§ To do: In the records that follow, show each line where the word "INLET" is present.

---

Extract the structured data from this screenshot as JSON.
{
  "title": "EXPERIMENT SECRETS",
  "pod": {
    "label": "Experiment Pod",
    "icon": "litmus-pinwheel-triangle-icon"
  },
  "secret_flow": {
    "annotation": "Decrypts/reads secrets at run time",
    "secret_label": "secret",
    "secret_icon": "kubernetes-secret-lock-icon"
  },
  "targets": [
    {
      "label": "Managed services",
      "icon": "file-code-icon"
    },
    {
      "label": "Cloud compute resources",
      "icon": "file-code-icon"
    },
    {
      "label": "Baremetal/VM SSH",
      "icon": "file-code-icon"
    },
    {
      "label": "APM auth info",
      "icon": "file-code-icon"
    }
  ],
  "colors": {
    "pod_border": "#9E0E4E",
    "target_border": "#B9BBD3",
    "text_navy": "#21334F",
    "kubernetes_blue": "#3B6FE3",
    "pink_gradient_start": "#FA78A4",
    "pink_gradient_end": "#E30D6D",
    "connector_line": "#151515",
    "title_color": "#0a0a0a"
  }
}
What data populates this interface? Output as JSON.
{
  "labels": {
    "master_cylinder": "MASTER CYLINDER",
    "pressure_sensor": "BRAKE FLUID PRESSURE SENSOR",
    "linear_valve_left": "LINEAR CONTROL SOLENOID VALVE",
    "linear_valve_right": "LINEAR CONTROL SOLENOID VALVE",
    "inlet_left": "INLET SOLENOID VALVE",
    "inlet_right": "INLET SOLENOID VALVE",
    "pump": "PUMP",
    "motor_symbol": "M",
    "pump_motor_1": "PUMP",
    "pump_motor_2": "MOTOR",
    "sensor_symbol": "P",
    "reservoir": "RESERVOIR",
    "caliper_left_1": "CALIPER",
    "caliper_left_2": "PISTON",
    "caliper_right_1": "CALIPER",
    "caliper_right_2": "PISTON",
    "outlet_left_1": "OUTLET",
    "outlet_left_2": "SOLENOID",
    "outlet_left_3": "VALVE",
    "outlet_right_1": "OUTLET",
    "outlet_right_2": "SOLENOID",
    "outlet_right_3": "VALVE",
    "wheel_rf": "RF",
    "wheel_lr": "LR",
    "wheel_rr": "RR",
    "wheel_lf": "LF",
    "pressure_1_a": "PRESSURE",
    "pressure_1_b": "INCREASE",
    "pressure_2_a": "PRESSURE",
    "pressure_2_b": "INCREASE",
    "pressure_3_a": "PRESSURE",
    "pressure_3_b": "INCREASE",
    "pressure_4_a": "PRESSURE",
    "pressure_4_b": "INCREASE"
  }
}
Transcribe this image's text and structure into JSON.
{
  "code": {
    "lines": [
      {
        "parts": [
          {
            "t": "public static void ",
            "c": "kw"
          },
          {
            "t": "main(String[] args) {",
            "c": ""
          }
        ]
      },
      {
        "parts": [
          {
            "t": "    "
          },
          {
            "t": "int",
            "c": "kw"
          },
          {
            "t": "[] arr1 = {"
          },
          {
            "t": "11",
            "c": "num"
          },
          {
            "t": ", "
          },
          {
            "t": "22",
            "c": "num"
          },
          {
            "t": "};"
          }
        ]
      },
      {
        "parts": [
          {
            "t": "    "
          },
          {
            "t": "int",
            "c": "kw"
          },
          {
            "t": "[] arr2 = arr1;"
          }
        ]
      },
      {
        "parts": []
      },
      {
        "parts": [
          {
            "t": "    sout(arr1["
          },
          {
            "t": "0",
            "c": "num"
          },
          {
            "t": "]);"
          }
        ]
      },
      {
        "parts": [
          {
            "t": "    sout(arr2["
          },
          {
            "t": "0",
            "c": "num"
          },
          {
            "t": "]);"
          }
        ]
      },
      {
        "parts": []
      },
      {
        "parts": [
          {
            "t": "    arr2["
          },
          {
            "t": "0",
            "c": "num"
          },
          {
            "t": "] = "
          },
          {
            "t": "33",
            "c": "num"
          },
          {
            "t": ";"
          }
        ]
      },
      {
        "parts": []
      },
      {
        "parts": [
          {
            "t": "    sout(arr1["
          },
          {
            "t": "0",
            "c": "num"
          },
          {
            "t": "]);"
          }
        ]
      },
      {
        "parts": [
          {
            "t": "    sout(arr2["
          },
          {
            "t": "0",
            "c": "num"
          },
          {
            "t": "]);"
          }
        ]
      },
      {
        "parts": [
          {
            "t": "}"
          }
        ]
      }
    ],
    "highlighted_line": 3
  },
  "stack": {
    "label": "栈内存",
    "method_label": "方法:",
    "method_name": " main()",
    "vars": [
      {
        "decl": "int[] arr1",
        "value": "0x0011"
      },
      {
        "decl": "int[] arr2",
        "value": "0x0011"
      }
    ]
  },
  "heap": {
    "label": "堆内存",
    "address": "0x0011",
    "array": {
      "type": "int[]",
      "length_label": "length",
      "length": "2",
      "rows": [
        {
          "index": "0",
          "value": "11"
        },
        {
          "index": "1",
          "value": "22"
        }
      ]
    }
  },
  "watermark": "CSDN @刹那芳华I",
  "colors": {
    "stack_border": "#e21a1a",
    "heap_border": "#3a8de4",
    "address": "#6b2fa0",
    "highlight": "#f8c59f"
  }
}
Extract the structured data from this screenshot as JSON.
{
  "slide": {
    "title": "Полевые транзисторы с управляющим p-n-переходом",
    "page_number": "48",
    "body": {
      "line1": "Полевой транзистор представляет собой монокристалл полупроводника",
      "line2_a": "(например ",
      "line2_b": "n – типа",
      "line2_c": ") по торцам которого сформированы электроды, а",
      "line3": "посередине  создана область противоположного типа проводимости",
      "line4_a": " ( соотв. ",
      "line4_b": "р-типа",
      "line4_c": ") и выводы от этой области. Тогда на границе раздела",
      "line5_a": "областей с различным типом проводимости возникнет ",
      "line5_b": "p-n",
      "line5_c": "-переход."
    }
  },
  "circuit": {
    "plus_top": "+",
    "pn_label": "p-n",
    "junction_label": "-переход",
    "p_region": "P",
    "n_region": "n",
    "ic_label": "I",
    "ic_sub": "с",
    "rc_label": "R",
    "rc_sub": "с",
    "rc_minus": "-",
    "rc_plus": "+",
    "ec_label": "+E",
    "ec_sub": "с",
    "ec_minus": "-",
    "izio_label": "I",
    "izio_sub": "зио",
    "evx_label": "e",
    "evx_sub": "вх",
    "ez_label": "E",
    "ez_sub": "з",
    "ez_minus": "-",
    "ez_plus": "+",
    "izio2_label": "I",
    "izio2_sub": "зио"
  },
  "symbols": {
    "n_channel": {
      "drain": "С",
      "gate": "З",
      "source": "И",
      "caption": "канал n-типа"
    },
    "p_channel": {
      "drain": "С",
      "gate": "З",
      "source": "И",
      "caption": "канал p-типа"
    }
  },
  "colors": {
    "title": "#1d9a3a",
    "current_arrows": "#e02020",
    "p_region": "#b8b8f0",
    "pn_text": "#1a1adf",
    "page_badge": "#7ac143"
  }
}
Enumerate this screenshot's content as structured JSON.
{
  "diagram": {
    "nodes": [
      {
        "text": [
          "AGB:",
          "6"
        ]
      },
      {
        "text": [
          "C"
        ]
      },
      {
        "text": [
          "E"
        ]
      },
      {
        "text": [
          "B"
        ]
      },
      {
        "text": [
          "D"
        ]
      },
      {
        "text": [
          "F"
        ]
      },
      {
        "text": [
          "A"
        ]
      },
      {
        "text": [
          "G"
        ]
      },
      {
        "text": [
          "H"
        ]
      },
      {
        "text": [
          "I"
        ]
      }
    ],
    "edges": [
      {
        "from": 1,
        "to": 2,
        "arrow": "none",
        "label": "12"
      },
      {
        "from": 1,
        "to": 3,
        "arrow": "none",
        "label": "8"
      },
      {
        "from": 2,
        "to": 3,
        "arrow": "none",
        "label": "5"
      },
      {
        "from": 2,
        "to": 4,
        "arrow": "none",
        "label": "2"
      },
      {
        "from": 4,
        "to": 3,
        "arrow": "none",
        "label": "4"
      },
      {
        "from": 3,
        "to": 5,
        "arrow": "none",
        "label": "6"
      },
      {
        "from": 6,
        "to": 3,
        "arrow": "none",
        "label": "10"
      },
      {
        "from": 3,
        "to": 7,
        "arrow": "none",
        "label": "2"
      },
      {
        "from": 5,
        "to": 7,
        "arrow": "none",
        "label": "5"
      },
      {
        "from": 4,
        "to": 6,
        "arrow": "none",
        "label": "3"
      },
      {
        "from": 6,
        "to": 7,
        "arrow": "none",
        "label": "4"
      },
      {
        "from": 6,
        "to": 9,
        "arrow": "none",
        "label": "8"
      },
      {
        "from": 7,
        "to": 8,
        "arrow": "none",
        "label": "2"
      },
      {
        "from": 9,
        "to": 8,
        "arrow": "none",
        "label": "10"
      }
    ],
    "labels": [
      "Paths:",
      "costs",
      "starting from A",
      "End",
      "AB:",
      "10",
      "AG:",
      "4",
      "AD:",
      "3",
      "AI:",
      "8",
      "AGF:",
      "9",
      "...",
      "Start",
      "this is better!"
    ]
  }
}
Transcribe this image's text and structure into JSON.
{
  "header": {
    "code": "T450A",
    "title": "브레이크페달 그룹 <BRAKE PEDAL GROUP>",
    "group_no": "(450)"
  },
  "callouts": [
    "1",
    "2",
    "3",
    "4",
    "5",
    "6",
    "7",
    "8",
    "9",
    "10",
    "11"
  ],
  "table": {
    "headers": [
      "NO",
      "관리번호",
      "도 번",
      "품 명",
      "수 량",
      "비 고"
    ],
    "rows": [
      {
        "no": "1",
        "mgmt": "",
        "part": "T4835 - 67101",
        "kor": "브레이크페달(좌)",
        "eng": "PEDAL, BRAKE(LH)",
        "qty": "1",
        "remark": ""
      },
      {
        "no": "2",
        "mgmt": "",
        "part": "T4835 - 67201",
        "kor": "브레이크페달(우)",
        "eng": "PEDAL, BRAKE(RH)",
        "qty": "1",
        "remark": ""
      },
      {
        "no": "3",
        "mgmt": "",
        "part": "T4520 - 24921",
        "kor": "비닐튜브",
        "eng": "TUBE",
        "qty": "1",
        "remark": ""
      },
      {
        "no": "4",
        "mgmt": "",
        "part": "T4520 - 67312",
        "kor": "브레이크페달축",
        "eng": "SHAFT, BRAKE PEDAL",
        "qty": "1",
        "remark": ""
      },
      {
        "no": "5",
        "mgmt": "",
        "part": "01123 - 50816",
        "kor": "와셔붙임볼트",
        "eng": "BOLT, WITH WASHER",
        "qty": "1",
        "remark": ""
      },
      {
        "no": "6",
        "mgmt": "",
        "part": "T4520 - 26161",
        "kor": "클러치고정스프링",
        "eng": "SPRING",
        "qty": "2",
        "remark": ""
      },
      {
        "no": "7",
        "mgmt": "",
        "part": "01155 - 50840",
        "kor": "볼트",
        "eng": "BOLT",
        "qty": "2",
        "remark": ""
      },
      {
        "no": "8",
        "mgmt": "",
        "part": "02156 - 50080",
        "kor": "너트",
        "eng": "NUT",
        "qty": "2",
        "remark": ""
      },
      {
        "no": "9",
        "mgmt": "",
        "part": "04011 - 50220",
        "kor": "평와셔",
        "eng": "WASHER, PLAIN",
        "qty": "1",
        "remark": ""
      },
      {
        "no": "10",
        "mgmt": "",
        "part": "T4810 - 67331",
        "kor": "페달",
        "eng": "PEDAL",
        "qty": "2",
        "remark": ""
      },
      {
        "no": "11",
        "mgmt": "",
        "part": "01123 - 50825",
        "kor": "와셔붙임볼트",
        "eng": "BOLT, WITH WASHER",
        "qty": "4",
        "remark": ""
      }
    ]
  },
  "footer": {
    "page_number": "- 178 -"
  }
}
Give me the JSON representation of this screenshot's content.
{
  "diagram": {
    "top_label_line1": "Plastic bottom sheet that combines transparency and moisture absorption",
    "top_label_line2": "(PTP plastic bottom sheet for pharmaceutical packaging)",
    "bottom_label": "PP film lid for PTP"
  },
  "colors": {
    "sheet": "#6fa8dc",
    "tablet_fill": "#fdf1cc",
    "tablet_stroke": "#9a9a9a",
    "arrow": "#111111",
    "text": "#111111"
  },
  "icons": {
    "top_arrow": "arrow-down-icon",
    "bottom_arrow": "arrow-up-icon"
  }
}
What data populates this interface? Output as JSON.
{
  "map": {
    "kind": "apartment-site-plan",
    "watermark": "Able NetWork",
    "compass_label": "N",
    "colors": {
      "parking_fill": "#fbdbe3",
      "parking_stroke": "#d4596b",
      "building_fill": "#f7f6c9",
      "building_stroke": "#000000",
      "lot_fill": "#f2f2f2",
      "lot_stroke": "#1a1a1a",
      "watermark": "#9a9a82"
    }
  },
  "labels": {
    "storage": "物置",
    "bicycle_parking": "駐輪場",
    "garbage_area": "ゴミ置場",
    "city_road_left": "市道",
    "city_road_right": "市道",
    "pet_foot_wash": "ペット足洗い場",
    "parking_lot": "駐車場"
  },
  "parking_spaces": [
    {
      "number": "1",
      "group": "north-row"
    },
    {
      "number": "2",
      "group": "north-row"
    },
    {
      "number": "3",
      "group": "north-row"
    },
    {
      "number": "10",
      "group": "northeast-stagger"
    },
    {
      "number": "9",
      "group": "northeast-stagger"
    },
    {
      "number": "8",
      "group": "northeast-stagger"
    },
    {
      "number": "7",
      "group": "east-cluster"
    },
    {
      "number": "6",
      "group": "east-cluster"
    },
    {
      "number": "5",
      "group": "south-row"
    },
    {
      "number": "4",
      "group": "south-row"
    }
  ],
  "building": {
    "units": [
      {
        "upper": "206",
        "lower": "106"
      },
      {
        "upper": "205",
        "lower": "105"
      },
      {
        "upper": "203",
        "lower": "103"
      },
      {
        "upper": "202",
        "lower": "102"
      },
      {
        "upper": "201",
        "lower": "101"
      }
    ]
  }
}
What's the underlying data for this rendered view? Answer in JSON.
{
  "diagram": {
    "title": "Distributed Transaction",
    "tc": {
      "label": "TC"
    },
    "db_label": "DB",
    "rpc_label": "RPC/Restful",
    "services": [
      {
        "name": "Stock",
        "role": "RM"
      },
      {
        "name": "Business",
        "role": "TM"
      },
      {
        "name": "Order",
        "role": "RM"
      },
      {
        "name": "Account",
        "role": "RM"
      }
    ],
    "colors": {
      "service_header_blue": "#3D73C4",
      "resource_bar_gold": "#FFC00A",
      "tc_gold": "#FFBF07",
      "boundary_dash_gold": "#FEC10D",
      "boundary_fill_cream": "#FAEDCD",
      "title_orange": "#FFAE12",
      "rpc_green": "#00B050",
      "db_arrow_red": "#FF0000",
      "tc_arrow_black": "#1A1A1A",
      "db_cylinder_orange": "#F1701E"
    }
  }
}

---

§ Task result:
    "inlet_left": "INLET SOLENOID VALVE",
    "inlet_right": "INLET SOLENOID VALVE",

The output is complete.